## 取り組む作業
- 1) 本文によると、筆者たちが希望日時をじっくり相談して決めたのはなぜですか。本文の説明に沿って1〜3文で答えてください。
- 2) 本文を読んで、次の問いに答えてください。
(a) 神岡の鉱山では昔、何を採掘していましたか。
(b) 一般公開ツアーは年に何回、何日間開かれますか。
(c) 当選の連絡が来たのはいつですか。
- 3) GSA見学記の本文を、最後の文に続けて書き継いでください。

GSA2008見学記(2008/07/19)

岐阜県飛騨北部の神岡は古くからの鉱山の町で亜鉛などの採掘をしていました。しかし現在では鉱石の採掘は終了していますが、この坑道は今も使われています。それは研究施設としての使い方で、地下1000mという条件をうまく利用してニュートリノの研究施設がこの神岡の鉱山跡の坑道に作られています。
僕は詳しくは無いのですが、ニュートリノとはいろいろな物質を突き抜ける粒子だそうで、これを研究することにより星の誕生や地球の内部構造の研究ができるそうです。さてニュートリノについては詳しくは他で調べてください、僕が興味があるのは研究内容でなく研究施設ですから(笑)。

この神岡鉱山の施設は一般の人は見ることや入ることは通常はできません。しかし年に1回2日間だけ一般公開ツアーが開催されるのです。このツアーが今回参加したジオスペースアドベンチャー(Geo Space Adventure:GSA)です。
今年の2月に後輩夫婦と長島ダム見学に行ったあとに、この後輩夫婦からGSAの話があり、だめもとで応募してもらったのが5月のことでした。というのはこのツアーは有料(\3500)にもかかわらず、大変人気があって毎年応募しても当たらない人がいるとのことでした。ですので希望日時をどう選ぶかが肝と思い、じっくり相談して初日の午前中にしたのですが、これが当たったのかうまく当選して、連絡がきたのが6月の末のことでした。そこから宿をとったり、その前後の日程を考えたりで、あわてて準備しました。

[要素の出現位置の記録]
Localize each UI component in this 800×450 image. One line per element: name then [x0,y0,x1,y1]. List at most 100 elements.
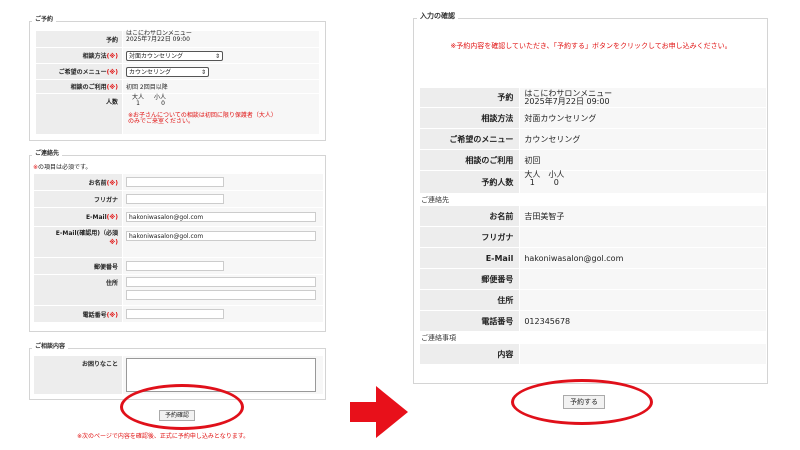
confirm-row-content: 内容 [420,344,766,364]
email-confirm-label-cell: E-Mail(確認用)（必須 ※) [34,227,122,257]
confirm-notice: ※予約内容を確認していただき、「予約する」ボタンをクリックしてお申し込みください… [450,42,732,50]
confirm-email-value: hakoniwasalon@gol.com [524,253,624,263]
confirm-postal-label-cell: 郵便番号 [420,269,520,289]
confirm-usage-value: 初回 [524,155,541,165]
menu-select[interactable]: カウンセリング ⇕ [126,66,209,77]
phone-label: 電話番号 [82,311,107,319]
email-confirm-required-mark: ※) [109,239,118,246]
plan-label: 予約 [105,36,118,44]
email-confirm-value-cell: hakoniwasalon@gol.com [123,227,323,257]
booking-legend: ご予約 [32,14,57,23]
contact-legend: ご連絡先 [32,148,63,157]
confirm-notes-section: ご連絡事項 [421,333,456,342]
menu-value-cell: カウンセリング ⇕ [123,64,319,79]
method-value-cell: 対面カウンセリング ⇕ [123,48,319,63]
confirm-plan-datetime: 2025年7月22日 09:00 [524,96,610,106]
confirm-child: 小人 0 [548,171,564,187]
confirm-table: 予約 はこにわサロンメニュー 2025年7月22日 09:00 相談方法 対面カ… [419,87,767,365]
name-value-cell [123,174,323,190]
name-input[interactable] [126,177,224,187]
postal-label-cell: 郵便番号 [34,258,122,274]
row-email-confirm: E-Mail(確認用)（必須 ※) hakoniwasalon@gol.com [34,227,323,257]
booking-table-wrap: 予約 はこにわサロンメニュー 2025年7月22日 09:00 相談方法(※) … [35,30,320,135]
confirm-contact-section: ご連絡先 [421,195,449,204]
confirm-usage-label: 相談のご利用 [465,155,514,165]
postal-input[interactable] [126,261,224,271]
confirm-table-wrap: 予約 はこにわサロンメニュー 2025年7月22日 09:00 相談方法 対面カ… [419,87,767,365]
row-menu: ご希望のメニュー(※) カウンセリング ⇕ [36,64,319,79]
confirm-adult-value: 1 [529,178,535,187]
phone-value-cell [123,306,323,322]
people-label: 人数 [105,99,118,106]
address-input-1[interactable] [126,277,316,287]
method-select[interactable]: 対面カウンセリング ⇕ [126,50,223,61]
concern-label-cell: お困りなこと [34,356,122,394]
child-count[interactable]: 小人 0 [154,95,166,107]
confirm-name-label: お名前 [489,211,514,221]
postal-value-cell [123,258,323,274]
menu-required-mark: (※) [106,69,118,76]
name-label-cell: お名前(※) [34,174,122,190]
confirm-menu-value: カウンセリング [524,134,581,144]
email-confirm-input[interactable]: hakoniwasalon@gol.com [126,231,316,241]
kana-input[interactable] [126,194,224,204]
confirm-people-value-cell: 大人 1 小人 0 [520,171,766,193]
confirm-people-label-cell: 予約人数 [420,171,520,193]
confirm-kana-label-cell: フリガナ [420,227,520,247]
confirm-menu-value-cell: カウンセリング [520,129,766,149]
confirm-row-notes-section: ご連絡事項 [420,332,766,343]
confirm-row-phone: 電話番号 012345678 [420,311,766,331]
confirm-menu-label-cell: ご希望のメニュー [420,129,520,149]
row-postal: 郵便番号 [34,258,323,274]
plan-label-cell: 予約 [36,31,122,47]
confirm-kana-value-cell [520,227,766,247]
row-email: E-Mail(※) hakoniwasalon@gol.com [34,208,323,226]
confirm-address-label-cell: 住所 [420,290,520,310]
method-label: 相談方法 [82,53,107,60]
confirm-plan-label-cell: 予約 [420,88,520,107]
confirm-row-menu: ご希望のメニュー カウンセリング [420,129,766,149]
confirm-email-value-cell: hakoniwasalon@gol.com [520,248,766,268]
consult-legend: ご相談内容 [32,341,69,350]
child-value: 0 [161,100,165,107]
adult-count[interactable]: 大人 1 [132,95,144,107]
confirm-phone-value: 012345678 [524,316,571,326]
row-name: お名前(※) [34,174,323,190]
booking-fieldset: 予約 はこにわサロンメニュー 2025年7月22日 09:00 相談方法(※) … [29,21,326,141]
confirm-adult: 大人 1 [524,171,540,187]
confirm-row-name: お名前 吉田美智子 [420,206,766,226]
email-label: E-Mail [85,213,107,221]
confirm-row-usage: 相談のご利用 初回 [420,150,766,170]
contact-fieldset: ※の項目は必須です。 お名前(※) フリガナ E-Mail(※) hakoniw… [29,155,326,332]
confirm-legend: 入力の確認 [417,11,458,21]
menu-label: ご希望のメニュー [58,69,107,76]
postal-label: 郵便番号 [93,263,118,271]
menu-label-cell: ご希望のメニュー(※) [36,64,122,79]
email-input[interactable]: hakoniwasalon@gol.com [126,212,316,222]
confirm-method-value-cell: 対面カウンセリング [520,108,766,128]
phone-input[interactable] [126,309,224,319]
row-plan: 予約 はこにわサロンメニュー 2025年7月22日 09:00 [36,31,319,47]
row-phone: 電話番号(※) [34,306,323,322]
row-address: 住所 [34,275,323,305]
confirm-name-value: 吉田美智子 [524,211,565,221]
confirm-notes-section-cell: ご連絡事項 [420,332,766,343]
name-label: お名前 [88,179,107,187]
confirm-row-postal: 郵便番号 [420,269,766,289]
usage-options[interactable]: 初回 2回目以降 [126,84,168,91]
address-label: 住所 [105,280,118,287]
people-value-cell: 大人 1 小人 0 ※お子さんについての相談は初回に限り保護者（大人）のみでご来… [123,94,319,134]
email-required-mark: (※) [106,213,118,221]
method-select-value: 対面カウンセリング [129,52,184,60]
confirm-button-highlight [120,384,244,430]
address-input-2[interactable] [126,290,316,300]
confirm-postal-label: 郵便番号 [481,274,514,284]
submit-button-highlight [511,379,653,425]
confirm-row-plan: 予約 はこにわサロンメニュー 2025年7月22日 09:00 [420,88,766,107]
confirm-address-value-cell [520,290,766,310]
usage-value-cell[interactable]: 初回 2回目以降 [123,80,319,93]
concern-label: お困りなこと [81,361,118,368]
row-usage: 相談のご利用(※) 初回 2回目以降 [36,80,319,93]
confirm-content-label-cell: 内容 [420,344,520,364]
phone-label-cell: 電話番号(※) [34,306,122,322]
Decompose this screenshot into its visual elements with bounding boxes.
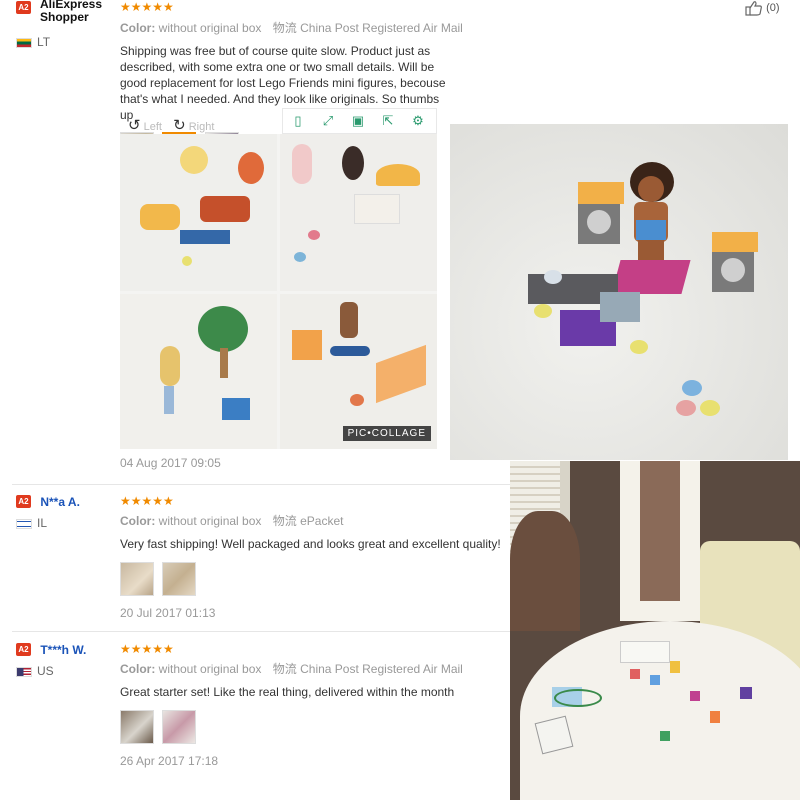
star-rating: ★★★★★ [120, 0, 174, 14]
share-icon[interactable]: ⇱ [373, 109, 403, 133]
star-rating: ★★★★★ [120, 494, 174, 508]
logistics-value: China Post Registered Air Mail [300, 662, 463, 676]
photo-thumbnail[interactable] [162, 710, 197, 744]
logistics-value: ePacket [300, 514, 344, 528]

## 解答
- 1) このツアーは有料(3500円)なのにとても人気があり、毎年応募しても当たらない人がいると聞いたからです。そのため、希望日時の選び方が当選のポイントだと考えました。相談した結果、初日の午前中を選びました。

- 2)
(a) 亜鉛など
(b) 年に1回、2日間
(c) 6月の末

- 3)
さて前日から近くの流葉というところで宿に入り、翌日のツアーに備えます。僕らは第2便で7時50分に集合ですので、7時半に宿を出ることにしました(宿の食事時間をちょっと早くしてもらいました)。当日は晴れですが、高原は涼しくて気持ちのいい朝でした。もっともツアーはずっと地下なので天気は関係ないのですが、それでも晴れのほうが気持いいものです。集合場所は最近に廃線になった神岡鉄道の奥飛騨温泉口駅ですが、先導車がナビに騙されてちょっと迷走したので着いたのはギリギリでした(汗)。ここで受付を済ませて観光バスに乗り込みます。バスは2台、全部で60人くらいだと思います。

 

バスは駅を8時に出発し国道41号線を北上し、とつぜん標識も何も無い細いわき道に入っていきます。清流沿いの細い道をいくと坑道入り口に到着しました。ここでテントの下で今回案内してくれるボランティアスタッフの方からガイダンスがあります。とにかく坑道内は寒いこと(13℃〜15℃)、トイレが少ないことなどの注意があります。またヘルメットは坑道内ではずっとかぶっていないといけないそうです。あと嬉しいことに写真は撮り放題とのことです。

坑道の入り口はその近くにいるだけで涼しく、このときは気持ちよかったです。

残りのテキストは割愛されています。